_Record set_:
------------------------------

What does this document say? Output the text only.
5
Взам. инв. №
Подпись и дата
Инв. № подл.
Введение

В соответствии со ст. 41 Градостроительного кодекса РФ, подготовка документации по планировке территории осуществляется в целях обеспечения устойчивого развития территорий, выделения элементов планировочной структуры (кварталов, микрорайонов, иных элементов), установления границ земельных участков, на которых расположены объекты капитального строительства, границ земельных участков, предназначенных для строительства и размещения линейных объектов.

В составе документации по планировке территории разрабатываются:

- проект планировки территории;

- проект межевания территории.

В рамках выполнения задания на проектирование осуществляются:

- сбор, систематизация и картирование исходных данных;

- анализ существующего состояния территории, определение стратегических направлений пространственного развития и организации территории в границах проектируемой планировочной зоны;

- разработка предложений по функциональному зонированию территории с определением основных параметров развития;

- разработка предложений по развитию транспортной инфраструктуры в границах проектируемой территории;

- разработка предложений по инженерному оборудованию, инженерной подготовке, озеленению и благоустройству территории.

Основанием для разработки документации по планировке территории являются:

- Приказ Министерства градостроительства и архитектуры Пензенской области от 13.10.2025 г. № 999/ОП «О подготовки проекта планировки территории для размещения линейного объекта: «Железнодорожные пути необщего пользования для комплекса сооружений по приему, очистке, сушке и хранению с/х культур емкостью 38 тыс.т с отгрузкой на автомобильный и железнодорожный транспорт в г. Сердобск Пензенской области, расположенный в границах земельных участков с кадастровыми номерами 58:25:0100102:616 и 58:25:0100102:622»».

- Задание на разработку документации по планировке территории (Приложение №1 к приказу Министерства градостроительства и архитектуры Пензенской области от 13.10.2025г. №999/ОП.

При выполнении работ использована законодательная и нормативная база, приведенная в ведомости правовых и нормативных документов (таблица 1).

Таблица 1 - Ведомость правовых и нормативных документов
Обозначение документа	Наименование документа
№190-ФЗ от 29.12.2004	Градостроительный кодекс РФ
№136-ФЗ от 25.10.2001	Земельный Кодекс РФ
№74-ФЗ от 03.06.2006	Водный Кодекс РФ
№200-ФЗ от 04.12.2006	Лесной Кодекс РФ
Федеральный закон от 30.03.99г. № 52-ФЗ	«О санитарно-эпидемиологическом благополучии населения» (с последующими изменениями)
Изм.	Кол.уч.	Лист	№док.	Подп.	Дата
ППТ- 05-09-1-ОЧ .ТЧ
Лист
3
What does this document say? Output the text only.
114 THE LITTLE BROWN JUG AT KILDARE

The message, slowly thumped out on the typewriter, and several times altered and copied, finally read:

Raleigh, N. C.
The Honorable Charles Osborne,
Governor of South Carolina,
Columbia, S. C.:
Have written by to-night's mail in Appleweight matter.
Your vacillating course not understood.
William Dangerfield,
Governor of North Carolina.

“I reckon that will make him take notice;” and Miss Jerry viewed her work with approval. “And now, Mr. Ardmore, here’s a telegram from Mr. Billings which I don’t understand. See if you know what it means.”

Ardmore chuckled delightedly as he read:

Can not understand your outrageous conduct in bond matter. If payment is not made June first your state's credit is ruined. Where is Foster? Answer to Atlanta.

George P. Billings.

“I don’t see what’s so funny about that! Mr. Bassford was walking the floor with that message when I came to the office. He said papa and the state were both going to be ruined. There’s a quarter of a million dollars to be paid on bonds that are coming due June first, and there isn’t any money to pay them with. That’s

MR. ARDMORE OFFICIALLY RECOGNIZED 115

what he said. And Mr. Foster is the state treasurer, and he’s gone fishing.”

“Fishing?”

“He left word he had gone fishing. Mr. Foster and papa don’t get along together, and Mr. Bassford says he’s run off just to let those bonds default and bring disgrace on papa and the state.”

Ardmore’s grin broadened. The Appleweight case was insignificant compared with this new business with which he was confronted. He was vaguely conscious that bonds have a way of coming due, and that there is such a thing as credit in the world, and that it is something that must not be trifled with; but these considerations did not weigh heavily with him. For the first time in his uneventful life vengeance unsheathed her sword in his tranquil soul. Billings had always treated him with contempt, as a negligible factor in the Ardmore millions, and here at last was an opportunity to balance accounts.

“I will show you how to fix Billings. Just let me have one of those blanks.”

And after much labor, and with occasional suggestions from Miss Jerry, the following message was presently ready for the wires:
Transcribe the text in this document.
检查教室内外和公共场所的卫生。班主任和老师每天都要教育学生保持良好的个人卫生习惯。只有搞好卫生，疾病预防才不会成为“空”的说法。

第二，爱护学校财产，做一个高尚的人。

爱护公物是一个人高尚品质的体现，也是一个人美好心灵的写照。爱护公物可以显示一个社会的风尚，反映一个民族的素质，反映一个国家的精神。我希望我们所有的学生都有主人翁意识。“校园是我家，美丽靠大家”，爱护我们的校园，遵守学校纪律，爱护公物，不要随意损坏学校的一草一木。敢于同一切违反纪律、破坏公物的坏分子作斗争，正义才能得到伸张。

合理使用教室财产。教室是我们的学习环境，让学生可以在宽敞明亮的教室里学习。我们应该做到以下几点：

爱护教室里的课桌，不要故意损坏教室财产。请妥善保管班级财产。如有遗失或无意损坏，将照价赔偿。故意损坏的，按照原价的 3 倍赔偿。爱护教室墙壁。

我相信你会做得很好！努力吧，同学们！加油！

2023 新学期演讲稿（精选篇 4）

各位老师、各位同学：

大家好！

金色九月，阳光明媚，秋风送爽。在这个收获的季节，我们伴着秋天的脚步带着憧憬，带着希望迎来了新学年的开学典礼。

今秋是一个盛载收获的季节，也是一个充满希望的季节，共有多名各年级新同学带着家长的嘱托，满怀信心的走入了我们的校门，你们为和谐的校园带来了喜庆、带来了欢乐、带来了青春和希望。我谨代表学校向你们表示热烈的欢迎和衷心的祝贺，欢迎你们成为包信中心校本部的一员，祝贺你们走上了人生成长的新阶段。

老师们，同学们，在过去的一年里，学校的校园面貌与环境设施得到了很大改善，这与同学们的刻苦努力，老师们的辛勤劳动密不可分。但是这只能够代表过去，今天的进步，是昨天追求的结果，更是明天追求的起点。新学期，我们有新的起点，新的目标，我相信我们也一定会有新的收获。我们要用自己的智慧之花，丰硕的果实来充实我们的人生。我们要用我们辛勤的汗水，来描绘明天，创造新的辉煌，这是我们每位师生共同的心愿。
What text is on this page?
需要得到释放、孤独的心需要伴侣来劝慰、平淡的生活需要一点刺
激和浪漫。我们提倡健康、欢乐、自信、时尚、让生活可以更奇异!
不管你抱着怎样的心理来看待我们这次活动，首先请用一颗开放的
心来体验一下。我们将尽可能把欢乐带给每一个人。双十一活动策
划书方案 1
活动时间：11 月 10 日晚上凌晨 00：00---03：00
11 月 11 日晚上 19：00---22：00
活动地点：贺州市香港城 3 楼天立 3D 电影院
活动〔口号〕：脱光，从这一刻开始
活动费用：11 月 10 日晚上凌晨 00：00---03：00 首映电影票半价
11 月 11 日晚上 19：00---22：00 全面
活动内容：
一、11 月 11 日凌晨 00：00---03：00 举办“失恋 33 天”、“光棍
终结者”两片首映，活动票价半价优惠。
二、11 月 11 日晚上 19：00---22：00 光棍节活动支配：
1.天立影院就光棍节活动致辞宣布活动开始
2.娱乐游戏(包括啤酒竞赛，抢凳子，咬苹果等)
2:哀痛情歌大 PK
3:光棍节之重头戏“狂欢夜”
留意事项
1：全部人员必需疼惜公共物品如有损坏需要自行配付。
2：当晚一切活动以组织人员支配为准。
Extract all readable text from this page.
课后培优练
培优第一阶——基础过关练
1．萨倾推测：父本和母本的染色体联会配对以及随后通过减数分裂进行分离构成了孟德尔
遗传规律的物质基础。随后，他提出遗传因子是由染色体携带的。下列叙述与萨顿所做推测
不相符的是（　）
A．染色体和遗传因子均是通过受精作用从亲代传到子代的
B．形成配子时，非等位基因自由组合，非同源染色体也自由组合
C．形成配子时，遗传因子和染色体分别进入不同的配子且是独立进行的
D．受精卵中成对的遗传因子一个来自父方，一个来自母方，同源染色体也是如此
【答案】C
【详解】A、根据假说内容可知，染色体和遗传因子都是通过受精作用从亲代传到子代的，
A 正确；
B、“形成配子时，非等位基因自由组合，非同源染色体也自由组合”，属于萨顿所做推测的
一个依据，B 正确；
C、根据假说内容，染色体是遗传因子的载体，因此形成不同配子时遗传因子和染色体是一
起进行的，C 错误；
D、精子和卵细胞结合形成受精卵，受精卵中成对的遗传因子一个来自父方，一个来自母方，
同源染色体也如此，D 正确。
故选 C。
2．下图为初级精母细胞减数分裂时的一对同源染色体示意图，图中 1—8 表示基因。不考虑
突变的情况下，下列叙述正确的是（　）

------------------------------

List all lines in the material containing the string "Министерства".

_Output for this task_:
- Приказ Министерства градостроительства и архитектуры Пензенской области от 13.10.2025 г. № 999/ОП «О подготовки проекта планировки территории для размещения линейного объекта: «Железнодорожные пути необщего пользования для комплекса сооружений по приему, очистке, сушке и хранению с/х культур емкостью 38 тыс.т с отгрузкой на автомобильный и железнодорожный транспорт в г. Сердобск Пензенской области, расположенный в границах земельных участков с кадастровыми номерами 58:25:0100102:616 и 58:25:0100102:622»».
- Задание на разработку документации по планировке территории (Приложение №1 к приказу Министерства градостроительства и архитектуры Пензенской области от 13.10.2025г. №999/ОП.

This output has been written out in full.